Given task:
Write down each entry again, exactly as it reads.

Material for this task start

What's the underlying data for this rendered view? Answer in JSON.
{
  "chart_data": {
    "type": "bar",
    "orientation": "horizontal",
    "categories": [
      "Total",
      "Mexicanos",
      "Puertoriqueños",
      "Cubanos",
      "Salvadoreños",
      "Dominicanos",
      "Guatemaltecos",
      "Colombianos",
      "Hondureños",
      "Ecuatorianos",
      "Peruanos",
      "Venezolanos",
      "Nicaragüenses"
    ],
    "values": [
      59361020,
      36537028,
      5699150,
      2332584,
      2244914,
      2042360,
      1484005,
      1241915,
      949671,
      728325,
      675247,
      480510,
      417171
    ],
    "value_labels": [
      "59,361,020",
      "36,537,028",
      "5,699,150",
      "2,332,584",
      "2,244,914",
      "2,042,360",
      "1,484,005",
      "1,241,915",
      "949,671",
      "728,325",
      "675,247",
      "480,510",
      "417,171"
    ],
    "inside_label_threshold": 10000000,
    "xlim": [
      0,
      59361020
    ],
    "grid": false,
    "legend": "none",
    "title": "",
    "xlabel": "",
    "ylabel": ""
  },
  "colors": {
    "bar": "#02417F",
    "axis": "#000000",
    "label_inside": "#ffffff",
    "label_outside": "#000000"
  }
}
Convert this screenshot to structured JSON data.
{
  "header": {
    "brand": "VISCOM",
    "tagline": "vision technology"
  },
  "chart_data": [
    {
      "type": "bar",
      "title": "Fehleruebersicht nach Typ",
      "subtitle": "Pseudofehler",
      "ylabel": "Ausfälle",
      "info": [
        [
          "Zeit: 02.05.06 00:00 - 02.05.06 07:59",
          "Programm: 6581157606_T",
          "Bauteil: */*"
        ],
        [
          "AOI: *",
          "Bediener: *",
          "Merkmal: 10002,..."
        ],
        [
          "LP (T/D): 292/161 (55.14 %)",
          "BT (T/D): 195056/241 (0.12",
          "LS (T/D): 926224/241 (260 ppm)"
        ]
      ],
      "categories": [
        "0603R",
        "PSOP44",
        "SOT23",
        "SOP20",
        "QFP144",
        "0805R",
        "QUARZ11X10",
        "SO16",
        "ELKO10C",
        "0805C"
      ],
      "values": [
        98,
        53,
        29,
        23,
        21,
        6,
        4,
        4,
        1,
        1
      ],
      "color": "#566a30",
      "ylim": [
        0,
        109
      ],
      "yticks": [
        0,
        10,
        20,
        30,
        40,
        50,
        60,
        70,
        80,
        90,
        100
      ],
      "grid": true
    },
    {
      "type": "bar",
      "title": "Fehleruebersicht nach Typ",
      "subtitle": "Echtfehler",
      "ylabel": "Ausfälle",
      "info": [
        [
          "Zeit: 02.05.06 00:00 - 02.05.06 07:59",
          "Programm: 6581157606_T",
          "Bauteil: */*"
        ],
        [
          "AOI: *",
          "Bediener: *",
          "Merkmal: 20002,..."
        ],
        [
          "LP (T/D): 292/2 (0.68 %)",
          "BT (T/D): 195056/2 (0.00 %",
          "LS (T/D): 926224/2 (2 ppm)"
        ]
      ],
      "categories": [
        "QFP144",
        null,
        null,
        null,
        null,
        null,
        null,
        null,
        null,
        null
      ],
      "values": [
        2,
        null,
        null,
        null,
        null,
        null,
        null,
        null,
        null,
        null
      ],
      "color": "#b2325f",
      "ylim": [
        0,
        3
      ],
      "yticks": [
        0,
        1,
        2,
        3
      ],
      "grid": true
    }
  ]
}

Material for this task end

Solution for this task:
What's the underlying data for this rendered view? Answer in JSON.
{
  "chart_data": {
    "type": "bar",
    "orientation": "horizontal",
    "categories": [
      "Total",
      "Mexicanos",
      "Puertoriqueños",
      "Cubanos",
      "Salvadoreños",
      "Dominicanos",
      "Guatemaltecos",
      "Colombianos",
      "Hondureños",
      "Ecuatorianos",
      "Peruanos",
      "Venezolanos",
      "Nicaragüenses"
    ],
    "values": [
      59361020,
      36537028,
      5699150,
      2332584,
      2244914,
      2042360,
      1484005,
      1241915,
      949671,
      728325,
      675247,
      480510,
      417171
    ],
    "value_labels": [
      "59,361,020",
      "36,537,028",
      "5,699,150",
      "2,332,584",
      "2,244,914",
      "2,042,360",
      "1,484,005",
      "1,241,915",
      "949,671",
      "728,325",
      "675,247",
      "480,510",
      "417,171"
    ],
    "inside_label_threshold": 10000000,
    "xlim": [
      0,
      59361020
    ],
    "grid": false,
    "legend": "none",
    "title": "",
    "xlabel": "",
    "ylabel": ""
  },
  "colors": {
    "bar": "#02417F",
    "axis": "#000000",
    "label_inside": "#ffffff",
    "label_outside": "#000000"
  }
}
Convert this screenshot to structured JSON data.
{
  "header": {
    "brand": "VISCOM",
    "tagline": "vision technology"
  },
  "chart_data": [
    {
      "type": "bar",
      "title": "Fehleruebersicht nach Typ",
      "subtitle": "Pseudofehler",
      "ylabel": "Ausfälle",
      "info": [
        [
          "Zeit: 02.05.06 00:00 - 02.05.06 07:59",
          "Programm: 6581157606_T",
          "Bauteil: */*"
        ],
        [
          "AOI: *",
          "Bediener: *",
          "Merkmal: 10002,..."
        ],
        [
          "LP (T/D): 292/161 (55.14 %)",
          "BT (T/D): 195056/241 (0.12",
          "LS (T/D): 926224/241 (260 ppm)"
        ]
      ],
      "categories": [
        "0603R",
        "PSOP44",
        "SOT23",
        "SOP20",
        "QFP144",
        "0805R",
        "QUARZ11X10",
        "SO16",
        "ELKO10C",
        "0805C"
      ],
      "values": [
        98,
        53,
        29,
        23,
        21,
        6,
        4,
        4,
        1,
        1
      ],
      "color": "#566a30",
      "ylim": [
        0,
        109
      ],
      "yticks": [
        0,
        10,
        20,
        30,
        40,
        50,
        60,
        70,
        80,
        90,
        100
      ],
      "grid": true
    },
    {
      "type": "bar",
      "title": "Fehleruebersicht nach Typ",
      "subtitle": "Echtfehler",
      "ylabel": "Ausfälle",
      "info": [
        [
          "Zeit: 02.05.06 00:00 - 02.05.06 07:59",
          "Programm: 6581157606_T",
          "Bauteil: */*"
        ],
        [
          "AOI: *",
          "Bediener: *",
          "Merkmal: 20002,..."
        ],
        [
          "LP (T/D): 292/2 (0.68 %)",
          "BT (T/D): 195056/2 (0.00 %",
          "LS (T/D): 926224/2 (2 ppm)"
        ]
      ],
      "categories": [
        "QFP144",
        null,
        null,
        null,
        null,
        null,
        null,
        null,
        null,
        null
      ],
      "values": [
        2,
        null,
        null,
        null,
        null,
        null,
        null,
        null,
        null,
        null
      ],
      "color": "#b2325f",
      "ylim": [
        0,
        3
      ],
      "yticks": [
        0,
        1,
        2,
        3
      ],
      "grid": true
    }
  ]
}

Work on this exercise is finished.